SHORT PROBLEM: All of the records below should be output exactly.

Collected data:
►
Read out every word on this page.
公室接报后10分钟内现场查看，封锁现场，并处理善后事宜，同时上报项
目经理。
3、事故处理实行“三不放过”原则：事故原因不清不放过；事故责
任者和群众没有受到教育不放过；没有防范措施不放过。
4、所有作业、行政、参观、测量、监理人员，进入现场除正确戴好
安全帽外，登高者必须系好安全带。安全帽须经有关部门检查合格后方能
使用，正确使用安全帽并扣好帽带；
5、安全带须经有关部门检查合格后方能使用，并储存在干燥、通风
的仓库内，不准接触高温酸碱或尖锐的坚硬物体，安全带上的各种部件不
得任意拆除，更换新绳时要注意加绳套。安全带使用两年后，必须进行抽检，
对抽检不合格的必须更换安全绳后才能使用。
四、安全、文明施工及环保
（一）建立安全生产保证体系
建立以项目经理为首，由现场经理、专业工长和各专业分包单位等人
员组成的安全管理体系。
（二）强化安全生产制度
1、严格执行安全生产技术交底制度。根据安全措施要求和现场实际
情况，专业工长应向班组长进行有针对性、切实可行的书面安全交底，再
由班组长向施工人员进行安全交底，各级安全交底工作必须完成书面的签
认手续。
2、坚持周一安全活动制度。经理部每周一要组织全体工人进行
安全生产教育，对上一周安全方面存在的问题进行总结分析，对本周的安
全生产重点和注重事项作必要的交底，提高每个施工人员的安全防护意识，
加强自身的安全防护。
◄
SOLVED PROBLEM:
Read out every word on this page.
公室接报后10分钟内现场查看，封锁现场，并处理善后事宜，同时上报项
目经理。
3、事故处理实行“三不放过”原则：事故原因不清不放过；事故责
任者和群众没有受到教育不放过；没有防范措施不放过。
4、所有作业、行政、参观、测量、监理人员，进入现场除正确戴好
安全帽外，登高者必须系好安全带。安全帽须经有关部门检查合格后方能
使用，正确使用安全帽并扣好帽带；
5、安全带须经有关部门检查合格后方能使用，并储存在干燥、通风
的仓库内，不准接触高温酸碱或尖锐的坚硬物体，安全带上的各种部件不
得任意拆除，更换新绳时要注意加绳套。安全带使用两年后，必须进行抽检，
对抽检不合格的必须更换安全绳后才能使用。
四、安全、文明施工及环保
（一）建立安全生产保证体系
建立以项目经理为首，由现场经理、专业工长和各专业分包单位等人
员组成的安全管理体系。
（二）强化安全生产制度
1、严格执行安全生产技术交底制度。根据安全措施要求和现场实际
情况，专业工长应向班组长进行有针对性、切实可行的书面安全交底，再
由班组长向施工人员进行安全交底，各级安全交底工作必须完成书面的签
认手续。
2、坚持周一安全活动制度。经理部每周一要组织全体工人进行
安全生产教育，对上一周安全方面存在的问题进行总结分析，对本周的安
全生产重点和注重事项作必要的交底，提高每个施工人员的安全防护意识，
加强自身的安全防护。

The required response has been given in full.